Task requirements
Find each line below that contains the string "Sixth", and copy every such line in full. Case counts, so match capital and lowercase letters precisely.

Data extract
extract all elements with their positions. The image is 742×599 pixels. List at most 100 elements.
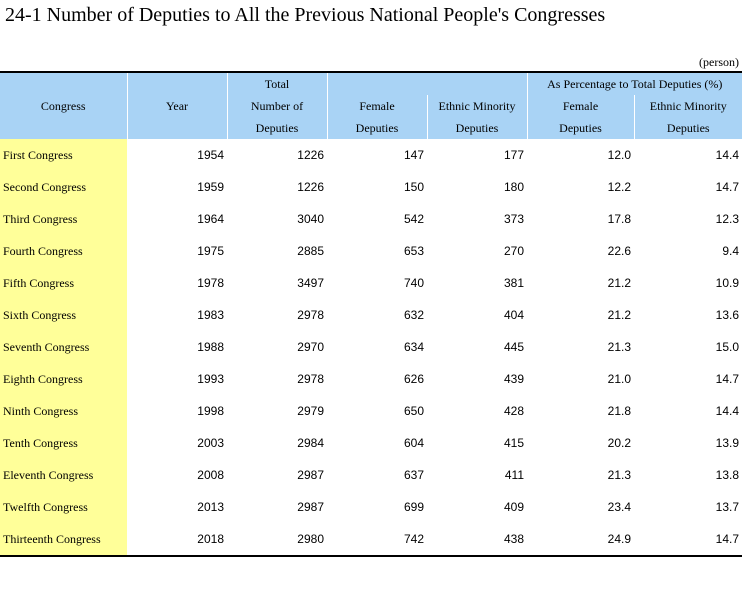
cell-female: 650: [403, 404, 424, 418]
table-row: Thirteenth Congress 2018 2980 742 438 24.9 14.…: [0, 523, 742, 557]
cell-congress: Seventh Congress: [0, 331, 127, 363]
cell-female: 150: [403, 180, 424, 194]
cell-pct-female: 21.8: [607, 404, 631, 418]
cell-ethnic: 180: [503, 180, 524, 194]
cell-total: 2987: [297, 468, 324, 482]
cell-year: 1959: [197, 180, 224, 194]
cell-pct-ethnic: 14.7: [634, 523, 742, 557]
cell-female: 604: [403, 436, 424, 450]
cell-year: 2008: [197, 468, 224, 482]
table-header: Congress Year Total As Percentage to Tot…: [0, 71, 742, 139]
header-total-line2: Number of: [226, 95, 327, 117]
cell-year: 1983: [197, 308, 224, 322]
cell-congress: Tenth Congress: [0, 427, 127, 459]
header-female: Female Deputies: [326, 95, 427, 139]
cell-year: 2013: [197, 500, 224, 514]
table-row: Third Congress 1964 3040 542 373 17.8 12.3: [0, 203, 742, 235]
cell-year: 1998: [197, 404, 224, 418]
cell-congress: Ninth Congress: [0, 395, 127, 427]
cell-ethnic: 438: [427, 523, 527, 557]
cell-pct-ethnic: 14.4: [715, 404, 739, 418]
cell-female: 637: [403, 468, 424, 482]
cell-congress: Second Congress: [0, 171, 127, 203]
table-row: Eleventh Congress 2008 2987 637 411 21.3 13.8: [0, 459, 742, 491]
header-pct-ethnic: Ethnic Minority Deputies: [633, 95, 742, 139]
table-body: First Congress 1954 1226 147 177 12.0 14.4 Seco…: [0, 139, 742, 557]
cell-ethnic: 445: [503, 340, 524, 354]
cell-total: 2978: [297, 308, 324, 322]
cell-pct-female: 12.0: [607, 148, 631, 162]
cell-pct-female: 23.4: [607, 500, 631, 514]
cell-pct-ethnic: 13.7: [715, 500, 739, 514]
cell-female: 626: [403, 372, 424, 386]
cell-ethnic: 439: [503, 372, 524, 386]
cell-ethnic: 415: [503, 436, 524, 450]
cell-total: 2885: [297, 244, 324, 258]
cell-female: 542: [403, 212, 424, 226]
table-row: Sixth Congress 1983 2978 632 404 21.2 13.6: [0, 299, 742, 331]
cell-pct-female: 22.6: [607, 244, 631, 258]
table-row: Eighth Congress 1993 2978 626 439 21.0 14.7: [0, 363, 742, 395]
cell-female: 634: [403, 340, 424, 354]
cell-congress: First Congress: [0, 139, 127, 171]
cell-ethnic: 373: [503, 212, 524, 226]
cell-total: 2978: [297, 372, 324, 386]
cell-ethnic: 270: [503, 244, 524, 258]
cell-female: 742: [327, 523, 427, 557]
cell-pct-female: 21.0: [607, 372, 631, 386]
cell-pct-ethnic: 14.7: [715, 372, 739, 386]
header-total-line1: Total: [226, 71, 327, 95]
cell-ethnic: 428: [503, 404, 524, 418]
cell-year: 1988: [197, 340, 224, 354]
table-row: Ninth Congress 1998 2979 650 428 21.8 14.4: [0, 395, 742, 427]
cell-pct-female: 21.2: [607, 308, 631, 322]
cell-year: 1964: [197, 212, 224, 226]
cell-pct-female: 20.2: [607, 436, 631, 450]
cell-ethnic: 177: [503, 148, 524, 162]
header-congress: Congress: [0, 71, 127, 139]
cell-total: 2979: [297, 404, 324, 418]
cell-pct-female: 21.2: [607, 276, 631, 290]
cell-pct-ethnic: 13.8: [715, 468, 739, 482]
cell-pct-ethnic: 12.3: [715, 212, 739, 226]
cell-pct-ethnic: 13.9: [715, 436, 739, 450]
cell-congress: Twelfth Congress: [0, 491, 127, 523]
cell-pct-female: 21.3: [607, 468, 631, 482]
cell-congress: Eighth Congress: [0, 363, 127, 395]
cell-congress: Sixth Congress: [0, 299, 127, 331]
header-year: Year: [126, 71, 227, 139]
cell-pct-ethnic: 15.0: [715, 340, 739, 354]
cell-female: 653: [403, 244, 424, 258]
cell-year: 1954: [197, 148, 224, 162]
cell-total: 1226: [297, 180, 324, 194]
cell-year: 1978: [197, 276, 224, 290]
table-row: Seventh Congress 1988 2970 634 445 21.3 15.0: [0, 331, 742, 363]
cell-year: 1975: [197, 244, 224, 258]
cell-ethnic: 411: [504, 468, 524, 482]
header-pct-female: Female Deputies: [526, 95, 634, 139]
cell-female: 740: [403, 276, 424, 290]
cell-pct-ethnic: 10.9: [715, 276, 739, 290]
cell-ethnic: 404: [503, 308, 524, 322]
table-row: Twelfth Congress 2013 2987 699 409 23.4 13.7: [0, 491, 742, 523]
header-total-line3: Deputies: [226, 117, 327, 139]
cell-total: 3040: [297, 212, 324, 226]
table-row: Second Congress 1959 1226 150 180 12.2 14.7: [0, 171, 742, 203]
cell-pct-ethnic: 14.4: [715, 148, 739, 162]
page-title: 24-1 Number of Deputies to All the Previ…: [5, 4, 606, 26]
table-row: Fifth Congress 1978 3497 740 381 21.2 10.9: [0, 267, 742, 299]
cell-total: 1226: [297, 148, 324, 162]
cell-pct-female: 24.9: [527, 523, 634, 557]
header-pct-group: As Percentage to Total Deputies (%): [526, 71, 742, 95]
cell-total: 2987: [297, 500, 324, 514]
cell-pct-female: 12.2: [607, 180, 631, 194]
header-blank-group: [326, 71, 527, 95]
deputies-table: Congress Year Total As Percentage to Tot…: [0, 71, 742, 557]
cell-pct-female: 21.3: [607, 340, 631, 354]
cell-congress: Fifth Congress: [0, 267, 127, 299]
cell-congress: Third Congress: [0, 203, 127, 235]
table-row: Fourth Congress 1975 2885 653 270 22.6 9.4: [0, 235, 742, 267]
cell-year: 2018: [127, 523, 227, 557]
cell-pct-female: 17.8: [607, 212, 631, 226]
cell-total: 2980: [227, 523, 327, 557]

The reply
table-row: Sixth Congress 1983 2978 632 404 21.2 13.6: [0, 299, 742, 331]
cell-congress: Sixth Congress: [0, 299, 127, 331]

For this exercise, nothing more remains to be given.